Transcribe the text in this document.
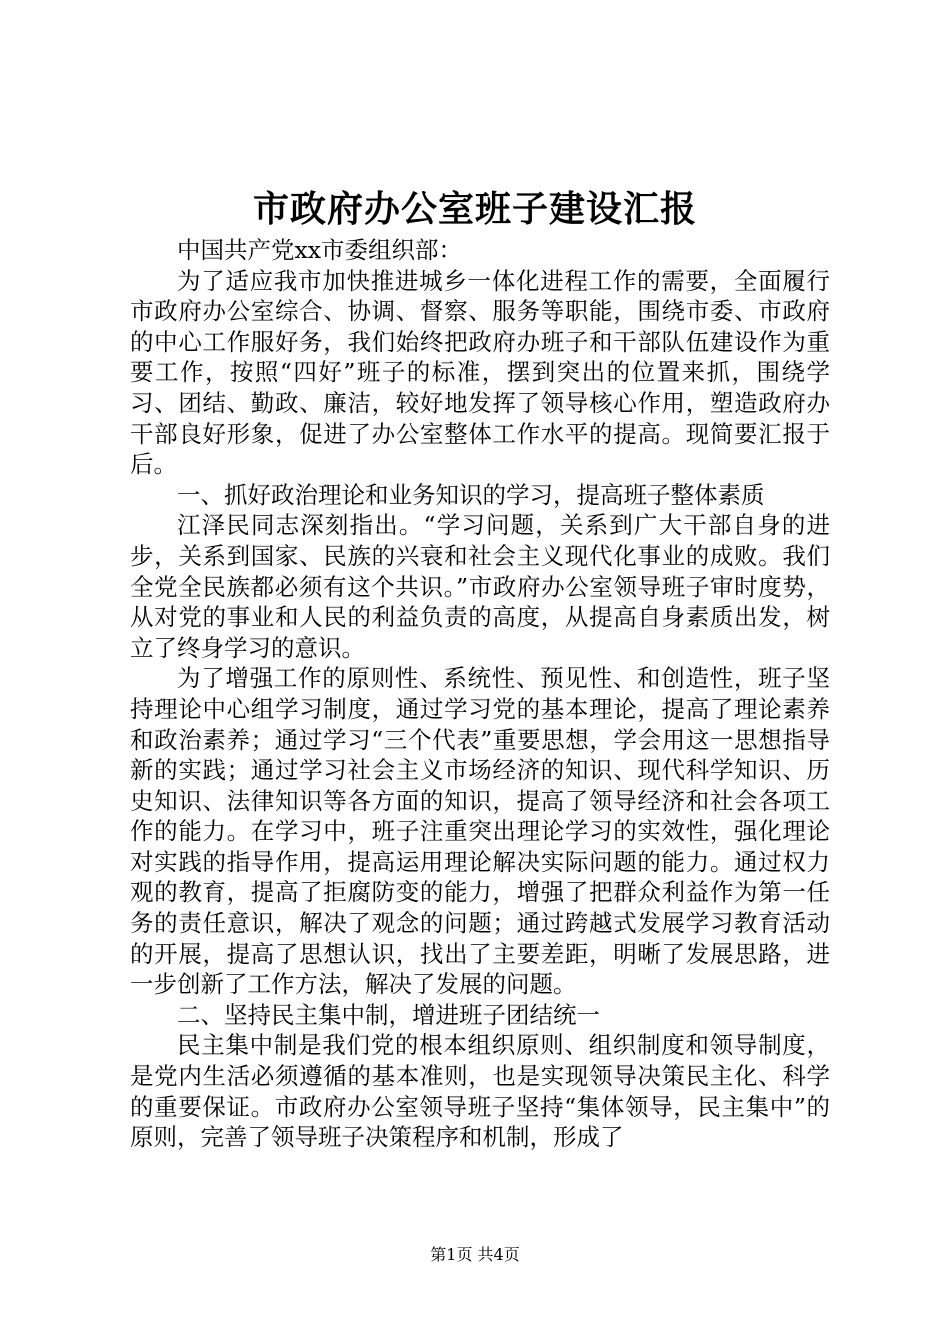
市政府办公室班子建设汇报

中国共产党xx市委组织部：

为了适应我市加快推进城乡一体化进程工作的需要，全面履行市政府办公室综合、协调、督察、服务等职能，围绕市委、市政府的中心工作服好务，我们始终把政府办班子和干部队伍建设作为重要工作，按照“四好”班子的标准，摆到突出的位置来抓，围绕学习、团结、勤政、廉洁，较好地发挥了领导核心作用，塑造政府办干部良好形象，促进了办公室整体工作水平的提高。现简要汇报于后。

一、抓好政治理论和业务知识的学习，提高班子整体素质

江泽民同志深刻指出。“学习问题，关系到广大干部自身的进步，关系到国家、民族的兴衰和社会主义现代化事业的成败。我们全党全民族都必须有这个共识。”市政府办公室领导班子审时度势，从对党的事业和人民的利益负责的高度，从提高自身素质出发，树立了终身学习的意识。

为了增强工作的原则性、系统性、预见性、和创造性，班子坚持理论中心组学习制度，通过学习党的基本理论，提高了理论素养和政治素养；通过学习“三个代表”重要思想，学会用这一思想指导新的实践；通过学习社会主义市场经济的知识、现代科学知识、历史知识、法律知识等各方面的知识，提高了领导经济和社会各项工作的能力。在学习中，班子注重突出理论学习的实效性，强化理论对实践的指导作用，提高运用理论解决实际问题的能力。通过权力观的教育，提高了拒腐防变的能力，增强了把群众利益作为第一任务的责任意识，解决了观念的问题；通过跨越式发展学习教育活动的开展，提高了思想认识，找出了主要差距，明晰了发展思路，进一步创新了工作方法，解决了发展的问题。

二、坚持民主集中制，增进班子团结统一

民主集中制是我们党的根本组织原则、组织制度和领导制度，是党内生活必须遵循的基本准则，也是实现领导决策民主化、科学的重要保证。市政府办公室领导班子坚持“集体领导，民主集中”的原则，完善了领导班子决策程序和机制，形成了

第1页 共4页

===============

**EXERCISE TASK**
Set down all the data again exactly as above, pictures excluded.

**ANSWER**
Transcribe the text in this document.
市政府办公室班子建设汇报

中国共产党xx市委组织部：

为了适应我市加快推进城乡一体化进程工作的需要，全面履行市政府办公室综合、协调、督察、服务等职能，围绕市委、市政府的中心工作服好务，我们始终把政府办班子和干部队伍建设作为重要工作，按照“四好”班子的标准，摆到突出的位置来抓，围绕学习、团结、勤政、廉洁，较好地发挥了领导核心作用，塑造政府办干部良好形象，促进了办公室整体工作水平的提高。现简要汇报于后。

一、抓好政治理论和业务知识的学习，提高班子整体素质

江泽民同志深刻指出。“学习问题，关系到广大干部自身的进步，关系到国家、民族的兴衰和社会主义现代化事业的成败。我们全党全民族都必须有这个共识。”市政府办公室领导班子审时度势，从对党的事业和人民的利益负责的高度，从提高自身素质出发，树立了终身学习的意识。

为了增强工作的原则性、系统性、预见性、和创造性，班子坚持理论中心组学习制度，通过学习党的基本理论，提高了理论素养和政治素养；通过学习“三个代表”重要思想，学会用这一思想指导新的实践；通过学习社会主义市场经济的知识、现代科学知识、历史知识、法律知识等各方面的知识，提高了领导经济和社会各项工作的能力。在学习中，班子注重突出理论学习的实效性，强化理论对实践的指导作用，提高运用理论解决实际问题的能力。通过权力观的教育，提高了拒腐防变的能力，增强了把群众利益作为第一任务的责任意识，解决了观念的问题；通过跨越式发展学习教育活动的开展，提高了思想认识，找出了主要差距，明晰了发展思路，进一步创新了工作方法，解决了发展的问题。

二、坚持民主集中制，增进班子团结统一

民主集中制是我们党的根本组织原则、组织制度和领导制度，是党内生活必须遵循的基本准则，也是实现领导决策民主化、科学的重要保证。市政府办公室领导班子坚持“集体领导，民主集中”的原则，完善了领导班子决策程序和机制，形成了

第1页 共4页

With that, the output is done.